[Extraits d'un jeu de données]
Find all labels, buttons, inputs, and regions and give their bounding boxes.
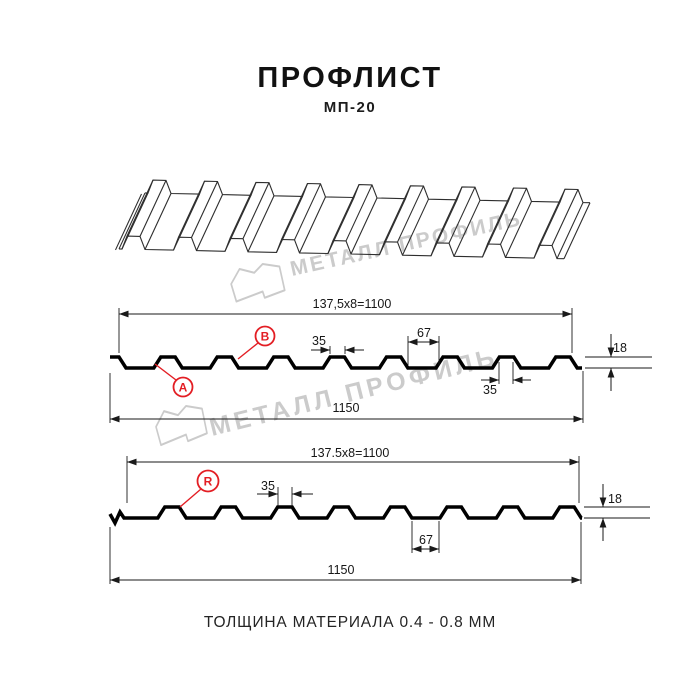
marker-b-circle [254,325,276,347]
profile-model-subtitle: МП-20 [323,99,377,116]
sheet-edge-line [144,193,172,250]
profile-outline-top [110,355,582,370]
page-title: ПРОФЛИСТ [257,62,443,94]
sheet-edge-line [121,192,149,250]
sheet-edge-line [332,184,360,241]
sheet-edge-line [397,185,424,243]
cross-section-top: 137,5x8=1100 35 67 18 35 [109,297,652,423]
dim-height-bottom: 18 [608,492,622,506]
dim-crest-width-top: 35 [312,334,326,348]
sheet-edge-line [384,185,411,243]
sheet-edge-line [448,186,476,244]
sheet-edge-line [556,202,584,259]
sheet-edge-line [538,188,566,246]
dim-pitch-formula-bottom: 137.5x8=1100 [311,446,390,460]
dim-pitch-formula-top: 137,5x8=1100 [313,297,392,311]
dim-valley-width-bottom: 67 [419,533,433,547]
sheet-edge-line [196,194,223,251]
sheet-edge-line [229,182,257,239]
dim-height-top: 18 [613,341,627,355]
sheet-edge-line [482,200,509,258]
sheet-edge-line [173,193,200,251]
sheet-left-edge-thickness [115,193,142,251]
dim-valley-width-top: 67 [417,326,431,340]
sheet-edge-line [505,201,532,258]
sheet-edge-line [533,201,561,259]
profile-outline-bottom [108,505,583,527]
marker-r-circle [196,469,220,493]
sheet-edge-line [276,196,303,253]
marker-r-label: R [204,475,213,489]
sheet-edge-line [224,195,252,252]
sheet-edge-line [551,189,579,246]
sheet-edge-line [247,195,275,253]
watermark-logo-middle [155,404,208,447]
sheet-edge-line [191,181,218,238]
sheet-edge-line [118,192,146,250]
sheet-edge-line [500,188,527,245]
sheet-edge-line [299,196,326,254]
marker-a-label: А [179,381,188,395]
dim-crest-width-bottom: 35 [261,479,275,493]
dim-overall-width-bottom: 1150 [328,563,355,577]
sheet-edge-line [294,183,321,241]
marker-b-label: В [261,330,270,344]
sheet-edge-line [430,199,458,257]
sheet-edge-line [350,197,378,255]
profile-sheet-3d-view [115,179,591,260]
sheet-edge-line [327,197,355,254]
thickness-note: ТОЛЩИНА МАТЕРИАЛА 0.4 - 0.8 ММ [203,614,497,631]
sheet-front-cut-edge [118,235,565,260]
marker-a-circle [172,376,194,398]
sheet-edge-line [563,202,591,259]
dim-overall-width-top: 1150 [333,401,360,415]
sheet-edge-line [453,200,481,257]
sheet-edge-line [402,198,429,256]
sheet-edge-line [281,183,308,240]
sheet-back-edge [144,179,591,204]
watermark-logo-top [230,263,286,303]
dim-crest-base-width-top: 35 [483,383,497,397]
cross-section-bottom: 137.5x8=1100 35 67 18 1150 [108,446,650,584]
sheet-edge-line [178,181,205,238]
sheet-edge-line [126,179,154,237]
sheet-edge-line [242,182,270,239]
sheet-edge-line [139,180,167,237]
sheet-edge-line [379,198,406,255]
sheet-edge-line [345,184,373,242]
sheet-edge-line [487,187,514,245]
sheet-edge-line [435,186,463,244]
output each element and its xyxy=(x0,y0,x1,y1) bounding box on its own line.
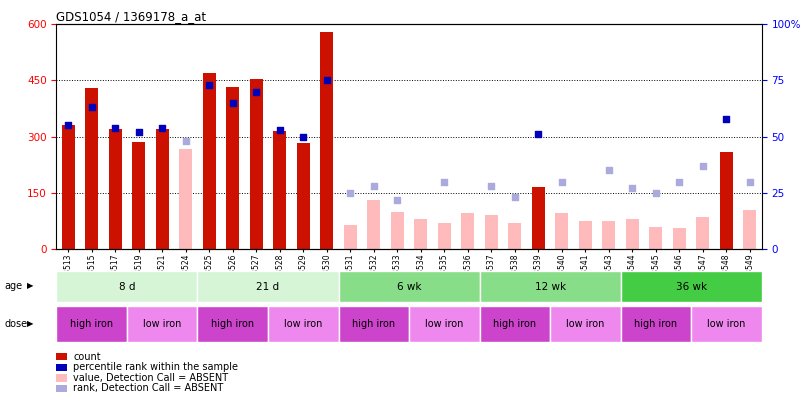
Text: high iron: high iron xyxy=(211,319,255,329)
Text: count: count xyxy=(73,352,101,362)
Bar xyxy=(650,226,663,249)
Point xyxy=(391,196,404,203)
Text: 21 d: 21 d xyxy=(256,281,280,292)
Text: high iron: high iron xyxy=(634,319,678,329)
Point xyxy=(109,124,122,131)
Bar xyxy=(696,217,709,249)
Text: rank, Detection Call = ABSENT: rank, Detection Call = ABSENT xyxy=(73,384,223,393)
Bar xyxy=(127,306,197,342)
Text: value, Detection Call = ABSENT: value, Detection Call = ABSENT xyxy=(73,373,228,383)
Bar xyxy=(579,221,592,249)
Bar xyxy=(273,131,286,249)
Point xyxy=(85,104,98,111)
Bar xyxy=(461,213,474,249)
Bar xyxy=(414,219,427,249)
Bar xyxy=(197,306,268,342)
Bar xyxy=(743,210,756,249)
Bar xyxy=(485,215,498,249)
Text: GDS1054 / 1369178_a_at: GDS1054 / 1369178_a_at xyxy=(56,10,206,23)
Point xyxy=(156,124,168,131)
Point xyxy=(297,133,310,140)
Bar xyxy=(179,149,192,249)
Bar xyxy=(156,129,168,249)
Bar xyxy=(203,73,216,249)
Point xyxy=(602,167,615,174)
Text: dose: dose xyxy=(4,319,27,329)
Bar xyxy=(85,88,98,249)
Point xyxy=(226,100,239,106)
Bar xyxy=(132,142,145,249)
Text: ▶: ▶ xyxy=(27,320,33,328)
Point xyxy=(509,194,521,200)
Point xyxy=(438,178,451,185)
Bar xyxy=(555,213,568,249)
Bar xyxy=(226,87,239,249)
Text: 12 wk: 12 wk xyxy=(534,281,566,292)
Bar xyxy=(368,200,380,249)
Point xyxy=(555,178,568,185)
Bar xyxy=(621,306,692,342)
Point xyxy=(696,163,709,169)
Text: 6 wk: 6 wk xyxy=(397,281,422,292)
Point xyxy=(673,178,686,185)
Point xyxy=(368,183,380,190)
Bar xyxy=(56,271,197,302)
Bar xyxy=(56,306,127,342)
Bar xyxy=(438,223,451,249)
Point xyxy=(179,138,192,145)
Text: low iron: low iron xyxy=(425,319,463,329)
Text: age: age xyxy=(4,281,22,290)
Bar xyxy=(692,306,762,342)
Point xyxy=(203,82,216,88)
Bar xyxy=(339,271,480,302)
Text: low iron: low iron xyxy=(707,319,746,329)
Text: 36 wk: 36 wk xyxy=(675,281,707,292)
Bar xyxy=(550,306,621,342)
Bar xyxy=(297,143,310,249)
Point xyxy=(320,77,333,84)
Bar xyxy=(250,79,263,249)
Bar xyxy=(621,271,762,302)
Bar xyxy=(197,271,339,302)
Text: low iron: low iron xyxy=(284,319,322,329)
Bar xyxy=(532,187,545,249)
Bar xyxy=(339,306,409,342)
Point xyxy=(250,88,263,95)
Text: high iron: high iron xyxy=(493,319,537,329)
Bar xyxy=(109,129,122,249)
Bar xyxy=(480,306,550,342)
Bar xyxy=(480,271,621,302)
Text: percentile rank within the sample: percentile rank within the sample xyxy=(73,362,239,372)
Text: high iron: high iron xyxy=(70,319,114,329)
Bar xyxy=(720,151,733,249)
Bar xyxy=(509,223,521,249)
Text: ▶: ▶ xyxy=(27,281,33,290)
Bar xyxy=(602,221,615,249)
Point xyxy=(743,178,756,185)
Text: high iron: high iron xyxy=(352,319,396,329)
Text: low iron: low iron xyxy=(566,319,604,329)
Bar xyxy=(268,306,339,342)
Bar xyxy=(409,306,480,342)
Point xyxy=(626,185,639,192)
Point xyxy=(344,190,357,196)
Point xyxy=(273,127,286,133)
Bar xyxy=(391,211,404,249)
Text: 8 d: 8 d xyxy=(118,281,135,292)
Point xyxy=(485,183,498,190)
Text: low iron: low iron xyxy=(143,319,181,329)
Point xyxy=(532,131,545,138)
Point xyxy=(132,129,145,135)
Bar xyxy=(62,126,75,249)
Bar xyxy=(626,219,639,249)
Point xyxy=(650,190,663,196)
Bar xyxy=(673,228,686,249)
Bar xyxy=(320,32,333,249)
Point xyxy=(720,115,733,122)
Point xyxy=(62,122,75,129)
Bar xyxy=(344,225,357,249)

**EXERCICE PROPOSÉ**
Modifiez toutes ces lignes en remplaçant « sheet-edge-line » par « sheet-edge-stroke », sans rien changer d'autre. Omettez les images dans votre réponse.

**CORRIGÉ**
Find all labels, buttons, inputs, and regions and give their bounding boxes.
marker-b-circle [254,325,276,347]
profile-model-subtitle: МП-20 [323,99,377,116]
sheet-edge-stroke [144,193,172,250]
profile-outline-top [110,355,582,370]
page-title: ПРОФЛИСТ [257,62,443,94]
sheet-edge-stroke [121,192,149,250]
sheet-edge-stroke [332,184,360,241]
sheet-edge-stroke [397,185,424,243]
cross-section-top: 137,5x8=1100 35 67 18 35 [109,297,652,423]
dim-height-bottom: 18 [608,492,622,506]
dim-crest-width-top: 35 [312,334,326,348]
sheet-edge-stroke [384,185,411,243]
sheet-edge-stroke [448,186,476,244]
sheet-edge-stroke [556,202,584,259]
sheet-edge-stroke [538,188,566,246]
dim-pitch-formula-bottom: 137.5x8=1100 [311,446,390,460]
dim-pitch-formula-top: 137,5x8=1100 [313,297,392,311]
dim-valley-width-bottom: 67 [419,533,433,547]
sheet-edge-stroke [196,194,223,251]
sheet-edge-stroke [229,182,257,239]
dim-height-top: 18 [613,341,627,355]
sheet-edge-stroke [482,200,509,258]
sheet-edge-stroke [173,193,200,251]
sheet-left-edge-thickness [115,193,142,251]
dim-valley-width-top: 67 [417,326,431,340]
sheet-edge-stroke [505,201,532,258]
sheet-edge-stroke [533,201,561,259]
profile-outline-bottom [108,505,583,527]
marker-r-circle [196,469,220,493]
sheet-edge-stroke [276,196,303,253]
marker-r-label: R [204,475,213,489]
sheet-edge-stroke [224,195,252,252]
sheet-edge-stroke [551,189,579,246]
sheet-edge-stroke [247,195,275,253]
watermark-logo-middle [155,404,208,447]
sheet-edge-stroke [191,181,218,238]
sheet-edge-stroke [118,192,146,250]
sheet-edge-stroke [500,188,527,245]
sheet-edge-stroke [299,196,326,254]
marker-a-label: А [179,381,188,395]
dim-crest-width-bottom: 35 [261,479,275,493]
dim-overall-width-bottom: 1150 [328,563,355,577]
sheet-edge-stroke [294,183,321,241]
marker-b-label: В [261,330,270,344]
sheet-edge-stroke [430,199,458,257]
sheet-edge-stroke [350,197,378,255]
profile-sheet-3d-view [115,179,591,260]
sheet-edge-stroke [327,197,355,254]
thickness-note: ТОЛЩИНА МАТЕРИАЛА 0.4 - 0.8 ММ [203,614,497,631]
sheet-front-cut-edge [118,235,565,260]
marker-a-circle [172,376,194,398]
sheet-edge-stroke [563,202,591,259]
dim-overall-width-top: 1150 [333,401,360,415]
sheet-edge-stroke [453,200,481,257]
sheet-edge-stroke [402,198,429,256]
sheet-edge-stroke [281,183,308,240]
sheet-back-edge [144,179,591,204]
watermark-logo-top [230,263,286,303]
dim-crest-base-width-top: 35 [483,383,497,397]
cross-section-bottom: 137.5x8=1100 35 67 18 1150 [108,446,650,584]
sheet-edge-stroke [178,181,205,238]
sheet-edge-stroke [126,179,154,237]
sheet-edge-stroke [242,182,270,239]
sheet-edge-stroke [139,180,167,237]
sheet-edge-stroke [379,198,406,255]
sheet-edge-stroke [345,184,373,242]
sheet-edge-stroke [487,187,514,245]
sheet-edge-stroke [435,186,463,244]
output each element and its xyxy=(x0,y0,x1,y1) bounding box on its own line.
Text: high iron: high iron xyxy=(211,319,255,329)
Text: count: count xyxy=(73,352,101,362)
Bar xyxy=(650,226,663,249)
Point xyxy=(391,196,404,203)
Text: 21 d: 21 d xyxy=(256,281,280,292)
Text: high iron: high iron xyxy=(634,319,678,329)
Point xyxy=(109,124,122,131)
Bar xyxy=(696,217,709,249)
Text: rank, Detection Call = ABSENT: rank, Detection Call = ABSENT xyxy=(73,384,223,393)
Bar xyxy=(127,306,197,342)
Text: value, Detection Call = ABSENT: value, Detection Call = ABSENT xyxy=(73,373,228,383)
Bar xyxy=(579,221,592,249)
Bar xyxy=(273,131,286,249)
Point xyxy=(85,104,98,111)
Bar xyxy=(461,213,474,249)
Bar xyxy=(414,219,427,249)
Bar xyxy=(197,306,268,342)
Bar xyxy=(743,210,756,249)
Bar xyxy=(485,215,498,249)
Text: GDS1054 / 1369178_a_at: GDS1054 / 1369178_a_at xyxy=(56,10,206,23)
Point xyxy=(156,124,168,131)
Point xyxy=(297,133,310,140)
Bar xyxy=(179,149,192,249)
Bar xyxy=(156,129,168,249)
Bar xyxy=(203,73,216,249)
Point xyxy=(602,167,615,174)
Text: dose: dose xyxy=(4,319,27,329)
Bar xyxy=(85,88,98,249)
Point xyxy=(226,100,239,106)
Bar xyxy=(132,142,145,249)
Text: ▶: ▶ xyxy=(27,320,33,328)
Point xyxy=(509,194,521,200)
Point xyxy=(438,178,451,185)
Bar xyxy=(555,213,568,249)
Bar xyxy=(226,87,239,249)
Text: 12 wk: 12 wk xyxy=(534,281,566,292)
Bar xyxy=(368,200,380,249)
Point xyxy=(555,178,568,185)
Bar xyxy=(621,306,692,342)
Point xyxy=(696,163,709,169)
Text: 6 wk: 6 wk xyxy=(397,281,422,292)
Point xyxy=(673,178,686,185)
Point xyxy=(368,183,380,190)
Bar xyxy=(56,271,197,302)
Bar xyxy=(56,306,127,342)
Bar xyxy=(438,223,451,249)
Point xyxy=(179,138,192,145)
Text: low iron: low iron xyxy=(425,319,463,329)
Text: age: age xyxy=(4,281,22,290)
Bar xyxy=(692,306,762,342)
Point xyxy=(203,82,216,88)
Bar xyxy=(339,271,480,302)
Text: low iron: low iron xyxy=(707,319,746,329)
Text: 36 wk: 36 wk xyxy=(675,281,707,292)
Bar xyxy=(550,306,621,342)
Bar xyxy=(297,143,310,249)
Point xyxy=(320,77,333,84)
Bar xyxy=(250,79,263,249)
Bar xyxy=(621,271,762,302)
Bar xyxy=(197,271,339,302)
Text: low iron: low iron xyxy=(284,319,322,329)
Bar xyxy=(532,187,545,249)
Bar xyxy=(339,306,409,342)
Point xyxy=(250,88,263,95)
Text: high iron: high iron xyxy=(493,319,537,329)
Bar xyxy=(109,129,122,249)
Bar xyxy=(480,306,550,342)
Bar xyxy=(480,271,621,302)
Text: percentile rank within the sample: percentile rank within the sample xyxy=(73,362,239,372)
Text: high iron: high iron xyxy=(70,319,114,329)
Bar xyxy=(720,151,733,249)
Bar xyxy=(509,223,521,249)
Text: ▶: ▶ xyxy=(27,281,33,290)
Bar xyxy=(602,221,615,249)
Point xyxy=(743,178,756,185)
Text: high iron: high iron xyxy=(352,319,396,329)
Text: low iron: low iron xyxy=(566,319,604,329)
Bar xyxy=(268,306,339,342)
Bar xyxy=(409,306,480,342)
Point xyxy=(626,185,639,192)
Point xyxy=(344,190,357,196)
Point xyxy=(273,127,286,133)
Bar xyxy=(391,211,404,249)
Text: 8 d: 8 d xyxy=(118,281,135,292)
Point xyxy=(485,183,498,190)
Text: low iron: low iron xyxy=(143,319,181,329)
Point xyxy=(532,131,545,138)
Point xyxy=(132,129,145,135)
Bar xyxy=(62,126,75,249)
Bar xyxy=(626,219,639,249)
Point xyxy=(650,190,663,196)
Bar xyxy=(673,228,686,249)
Bar xyxy=(320,32,333,249)
Point xyxy=(720,115,733,122)
Point xyxy=(62,122,75,129)
Bar xyxy=(344,225,357,249)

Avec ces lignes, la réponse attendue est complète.